■ Set problem
Without including any images, reproduce each entry exactly.

■ Stored entries
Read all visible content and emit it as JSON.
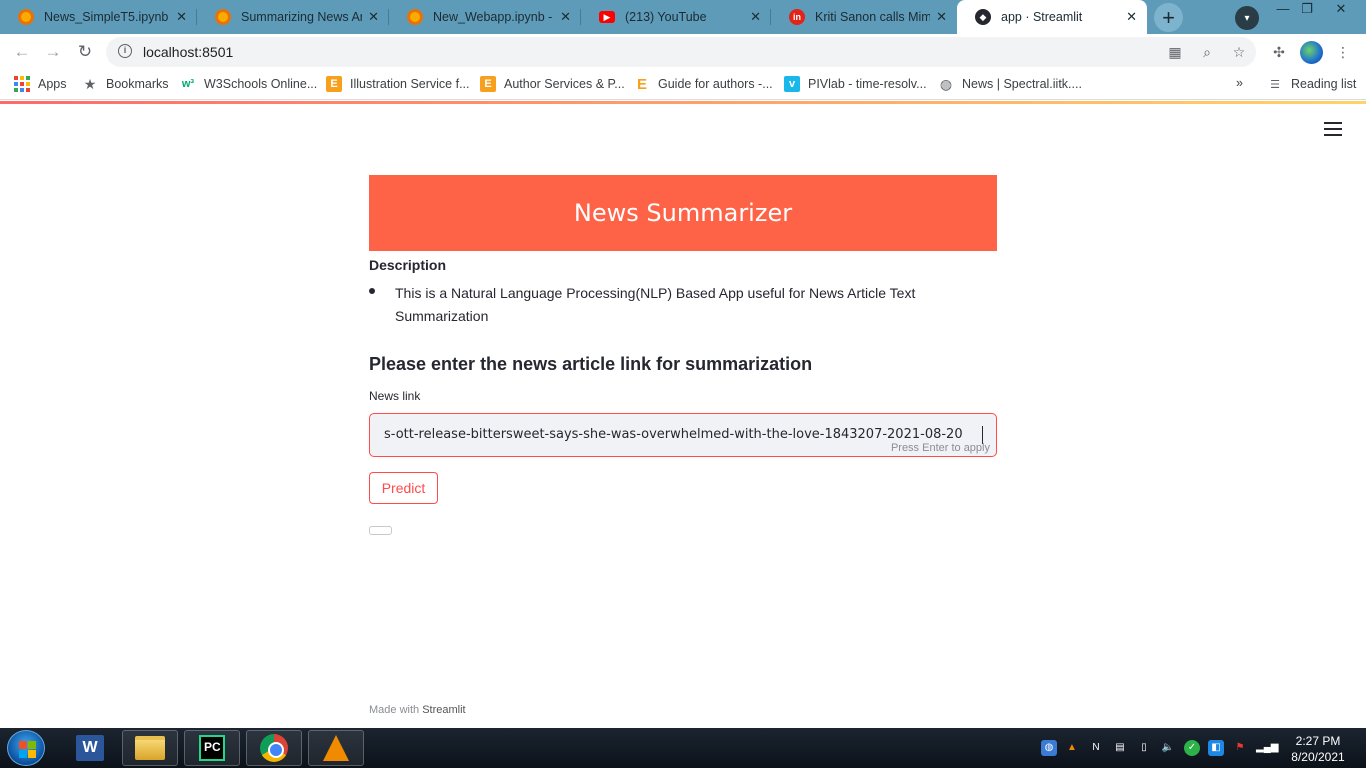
{
  "browser": {
    "tabs": [
      {
        "title": "News_SimpleT5.ipynb -",
        "favicon": "colab-icon"
      },
      {
        "title": "Summarizing News Arti",
        "favicon": "colab-icon"
      },
      {
        "title": "New_Webapp.ipynb - C",
        "favicon": "colab-icon"
      },
      {
        "title": "(213) YouTube",
        "favicon": "youtube-icon"
      },
      {
        "title": "Kriti Sanon calls Mimi's",
        "favicon": "news-icon"
      },
      {
        "title": "app · Streamlit",
        "favicon": "streamlit-icon"
      }
    ],
    "url": "localhost:8501",
    "bookmarks": [
      {
        "label": "Apps"
      },
      {
        "label": "Bookmarks"
      },
      {
        "label": "W3Schools Online..."
      },
      {
        "label": "Illustration Service f..."
      },
      {
        "label": "Author Services & P..."
      },
      {
        "label": "Guide for authors -..."
      },
      {
        "label": "PIVlab - time-resolv..."
      },
      {
        "label": "News | Spectral.iitk...."
      }
    ],
    "overflow_label": "»",
    "reading_list": "Reading list"
  },
  "app": {
    "banner_title": "News Summarizer",
    "description_heading": "Description",
    "description_item": "This is a Natural Language Processing(NLP) Based App useful for News Article Text Summarization",
    "subheader": "Please enter the news article link for summarization",
    "input_label": "News link",
    "input_value": "s-ott-release-bittersweet-says-she-was-overwhelmed-with-the-love-1843207-2021-08-20",
    "input_hint": "Press Enter to apply",
    "predict_label": "Predict",
    "footer_prefix": "Made with",
    "footer_brand": "Streamlit"
  },
  "taskbar": {
    "time": "2:27 PM",
    "date": "8/20/2021"
  },
  "colors": {
    "banner": "#ff6347",
    "accent": "#ff4b4b",
    "tabstrip": "#5d9bb8"
  }
}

■ Task response
Read all visible content and emit it as JSON.
{
  "browser": {
    "tabs": [
      {
        "title": "News_SimpleT5.ipynb -",
        "favicon": "colab-icon"
      },
      {
        "title": "Summarizing News Arti",
        "favicon": "colab-icon"
      },
      {
        "title": "New_Webapp.ipynb - C",
        "favicon": "colab-icon"
      },
      {
        "title": "(213) YouTube",
        "favicon": "youtube-icon"
      },
      {
        "title": "Kriti Sanon calls Mimi's",
        "favicon": "news-icon"
      },
      {
        "title": "app · Streamlit",
        "favicon": "streamlit-icon"
      }
    ],
    "url": "localhost:8501",
    "bookmarks": [
      {
        "label": "Apps"
      },
      {
        "label": "Bookmarks"
      },
      {
        "label": "W3Schools Online..."
      },
      {
        "label": "Illustration Service f..."
      },
      {
        "label": "Author Services & P..."
      },
      {
        "label": "Guide for authors -..."
      },
      {
        "label": "PIVlab - time-resolv..."
      },
      {
        "label": "News | Spectral.iitk...."
      }
    ],
    "overflow_label": "»",
    "reading_list": "Reading list"
  },
  "app": {
    "banner_title": "News Summarizer",
    "description_heading": "Description",
    "description_item": "This is a Natural Language Processing(NLP) Based App useful for News Article Text Summarization",
    "subheader": "Please enter the news article link for summarization",
    "input_label": "News link",
    "input_value": "s-ott-release-bittersweet-says-she-was-overwhelmed-with-the-love-1843207-2021-08-20",
    "input_hint": "Press Enter to apply",
    "predict_label": "Predict",
    "footer_prefix": "Made with",
    "footer_brand": "Streamlit"
  },
  "taskbar": {
    "time": "2:27 PM",
    "date": "8/20/2021"
  },
  "colors": {
    "banner": "#ff6347",
    "accent": "#ff4b4b",
    "tabstrip": "#5d9bb8"
  }
}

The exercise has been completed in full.